(begin)

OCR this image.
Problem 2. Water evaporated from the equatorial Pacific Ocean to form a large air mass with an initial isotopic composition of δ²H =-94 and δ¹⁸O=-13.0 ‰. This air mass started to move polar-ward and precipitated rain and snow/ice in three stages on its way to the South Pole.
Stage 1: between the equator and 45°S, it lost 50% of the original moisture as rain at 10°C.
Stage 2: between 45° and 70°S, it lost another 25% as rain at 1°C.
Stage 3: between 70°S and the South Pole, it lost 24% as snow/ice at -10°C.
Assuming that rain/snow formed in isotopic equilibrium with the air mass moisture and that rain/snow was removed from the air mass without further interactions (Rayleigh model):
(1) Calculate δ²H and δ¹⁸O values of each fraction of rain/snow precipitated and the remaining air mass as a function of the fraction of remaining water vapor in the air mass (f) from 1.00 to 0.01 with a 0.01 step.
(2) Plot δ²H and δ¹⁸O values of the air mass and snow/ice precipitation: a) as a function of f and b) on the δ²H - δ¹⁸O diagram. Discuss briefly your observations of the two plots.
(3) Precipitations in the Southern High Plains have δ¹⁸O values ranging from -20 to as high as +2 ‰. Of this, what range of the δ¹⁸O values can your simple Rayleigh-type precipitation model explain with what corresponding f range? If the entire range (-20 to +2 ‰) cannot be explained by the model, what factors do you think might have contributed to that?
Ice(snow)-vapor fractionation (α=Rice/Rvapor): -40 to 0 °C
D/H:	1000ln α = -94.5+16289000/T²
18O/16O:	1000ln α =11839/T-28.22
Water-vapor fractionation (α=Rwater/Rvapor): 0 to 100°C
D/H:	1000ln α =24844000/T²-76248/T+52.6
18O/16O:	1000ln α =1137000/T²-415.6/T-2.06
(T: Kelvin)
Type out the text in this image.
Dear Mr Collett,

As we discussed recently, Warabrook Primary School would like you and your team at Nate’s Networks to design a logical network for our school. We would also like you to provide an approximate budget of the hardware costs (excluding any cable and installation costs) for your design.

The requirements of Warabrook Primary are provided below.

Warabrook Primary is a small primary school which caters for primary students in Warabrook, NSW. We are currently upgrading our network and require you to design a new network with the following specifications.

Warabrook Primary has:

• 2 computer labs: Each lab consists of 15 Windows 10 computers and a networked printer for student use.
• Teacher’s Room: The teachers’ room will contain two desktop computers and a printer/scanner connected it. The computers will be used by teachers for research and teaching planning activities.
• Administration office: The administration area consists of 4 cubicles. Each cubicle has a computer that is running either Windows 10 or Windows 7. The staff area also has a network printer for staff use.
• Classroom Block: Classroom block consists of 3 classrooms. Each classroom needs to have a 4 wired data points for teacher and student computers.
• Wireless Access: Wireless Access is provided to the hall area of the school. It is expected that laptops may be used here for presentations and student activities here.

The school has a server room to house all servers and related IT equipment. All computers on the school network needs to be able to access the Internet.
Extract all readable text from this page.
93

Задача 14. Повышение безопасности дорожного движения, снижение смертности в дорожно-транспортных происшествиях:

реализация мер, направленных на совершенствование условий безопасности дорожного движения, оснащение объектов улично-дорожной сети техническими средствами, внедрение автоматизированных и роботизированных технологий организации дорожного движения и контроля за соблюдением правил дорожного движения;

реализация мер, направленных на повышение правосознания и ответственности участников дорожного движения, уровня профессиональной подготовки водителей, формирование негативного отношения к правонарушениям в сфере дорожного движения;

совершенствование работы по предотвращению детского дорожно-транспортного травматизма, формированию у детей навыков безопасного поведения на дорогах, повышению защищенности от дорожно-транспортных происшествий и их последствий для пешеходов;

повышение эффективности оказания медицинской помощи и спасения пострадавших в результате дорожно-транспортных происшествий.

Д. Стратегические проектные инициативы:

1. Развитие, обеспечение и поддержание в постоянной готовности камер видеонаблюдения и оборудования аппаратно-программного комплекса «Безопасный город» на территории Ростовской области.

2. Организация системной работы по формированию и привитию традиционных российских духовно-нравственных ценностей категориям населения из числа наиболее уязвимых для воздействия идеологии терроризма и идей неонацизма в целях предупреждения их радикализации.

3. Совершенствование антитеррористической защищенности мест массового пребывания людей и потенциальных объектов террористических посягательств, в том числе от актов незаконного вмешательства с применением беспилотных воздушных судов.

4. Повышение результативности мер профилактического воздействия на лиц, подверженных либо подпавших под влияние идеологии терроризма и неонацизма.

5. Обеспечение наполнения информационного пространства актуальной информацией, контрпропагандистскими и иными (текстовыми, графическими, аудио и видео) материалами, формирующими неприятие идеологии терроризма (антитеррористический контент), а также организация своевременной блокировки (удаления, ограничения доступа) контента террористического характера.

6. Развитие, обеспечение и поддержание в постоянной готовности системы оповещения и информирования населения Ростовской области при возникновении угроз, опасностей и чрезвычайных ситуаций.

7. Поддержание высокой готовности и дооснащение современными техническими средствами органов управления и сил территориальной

(end)

> _SET PROBLEM_: Quote the data in full, keeping each word unchanged.

> _WRITTEN RESPONSE_:
OCR this image.
Problem 2. Water evaporated from the equatorial Pacific Ocean to form a large air mass with an initial isotopic composition of δ²H =-94 and δ¹⁸O=-13.0 ‰. This air mass started to move polar-ward and precipitated rain and snow/ice in three stages on its way to the South Pole.
Stage 1: between the equator and 45°S, it lost 50% of the original moisture as rain at 10°C.
Stage 2: between 45° and 70°S, it lost another 25% as rain at 1°C.
Stage 3: between 70°S and the South Pole, it lost 24% as snow/ice at -10°C.
Assuming that rain/snow formed in isotopic equilibrium with the air mass moisture and that rain/snow was removed from the air mass without further interactions (Rayleigh model):
(1) Calculate δ²H and δ¹⁸O values of each fraction of rain/snow precipitated and the remaining air mass as a function of the fraction of remaining water vapor in the air mass (f) from 1.00 to 0.01 with a 0.01 step.
(2) Plot δ²H and δ¹⁸O values of the air mass and snow/ice precipitation: a) as a function of f and b) on the δ²H - δ¹⁸O diagram. Discuss briefly your observations of the two plots.
(3) Precipitations in the Southern High Plains have δ¹⁸O values ranging from -20 to as high as +2 ‰. Of this, what range of the δ¹⁸O values can your simple Rayleigh-type precipitation model explain with what corresponding f range? If the entire range (-20 to +2 ‰) cannot be explained by the model, what factors do you think might have contributed to that?
Ice(snow)-vapor fractionation (α=Rice/Rvapor): -40 to 0 °C
D/H:	1000ln α = -94.5+16289000/T²
18O/16O:	1000ln α =11839/T-28.22
Water-vapor fractionation (α=Rwater/Rvapor): 0 to 100°C
D/H:	1000ln α =24844000/T²-76248/T+52.6
18O/16O:	1000ln α =1137000/T²-415.6/T-2.06
(T: Kelvin)
Type out the text in this image.
Dear Mr Collett,

As we discussed recently, Warabrook Primary School would like you and your team at Nate’s Networks to design a logical network for our school. We would also like you to provide an approximate budget of the hardware costs (excluding any cable and installation costs) for your design.

The requirements of Warabrook Primary are provided below.

Warabrook Primary is a small primary school which caters for primary students in Warabrook, NSW. We are currently upgrading our network and require you to design a new network with the following specifications.

Warabrook Primary has:

• 2 computer labs: Each lab consists of 15 Windows 10 computers and a networked printer for student use.
• Teacher’s Room: The teachers’ room will contain two desktop computers and a printer/scanner connected it. The computers will be used by teachers for research and teaching planning activities.
• Administration office: The administration area consists of 4 cubicles. Each cubicle has a computer that is running either Windows 10 or Windows 7. The staff area also has a network printer for staff use.
• Classroom Block: Classroom block consists of 3 classrooms. Each classroom needs to have a 4 wired data points for teacher and student computers.
• Wireless Access: Wireless Access is provided to the hall area of the school. It is expected that laptops may be used here for presentations and student activities here.

The school has a server room to house all servers and related IT equipment. All computers on the school network needs to be able to access the Internet.
Extract all readable text from this page.
93

Задача 14. Повышение безопасности дорожного движения, снижение смертности в дорожно-транспортных происшествиях:

реализация мер, направленных на совершенствование условий безопасности дорожного движения, оснащение объектов улично-дорожной сети техническими средствами, внедрение автоматизированных и роботизированных технологий организации дорожного движения и контроля за соблюдением правил дорожного движения;

реализация мер, направленных на повышение правосознания и ответственности участников дорожного движения, уровня профессиональной подготовки водителей, формирование негативного отношения к правонарушениям в сфере дорожного движения;

совершенствование работы по предотвращению детского дорожно-транспортного травматизма, формированию у детей навыков безопасного поведения на дорогах, повышению защищенности от дорожно-транспортных происшествий и их последствий для пешеходов;

повышение эффективности оказания медицинской помощи и спасения пострадавших в результате дорожно-транспортных происшествий.

Д. Стратегические проектные инициативы:

1. Развитие, обеспечение и поддержание в постоянной готовности камер видеонаблюдения и оборудования аппаратно-программного комплекса «Безопасный город» на территории Ростовской области.

2. Организация системной работы по формированию и привитию традиционных российских духовно-нравственных ценностей категориям населения из числа наиболее уязвимых для воздействия идеологии терроризма и идей неонацизма в целях предупреждения их радикализации.

3. Совершенствование антитеррористической защищенности мест массового пребывания людей и потенциальных объектов террористических посягательств, в том числе от актов незаконного вмешательства с применением беспилотных воздушных судов.

4. Повышение результативности мер профилактического воздействия на лиц, подверженных либо подпавших под влияние идеологии терроризма и неонацизма.

5. Обеспечение наполнения информационного пространства актуальной информацией, контрпропагандистскими и иными (текстовыми, графическими, аудио и видео) материалами, формирующими неприятие идеологии терроризма (антитеррористический контент), а также организация своевременной блокировки (удаления, ограничения доступа) контента террористического характера.

6. Развитие, обеспечение и поддержание в постоянной готовности системы оповещения и информирования населения Ростовской области при возникновении угроз, опасностей и чрезвычайных ситуаций.

7. Поддержание высокой готовности и дооснащение современными техническими средствами органов управления и сил территориальной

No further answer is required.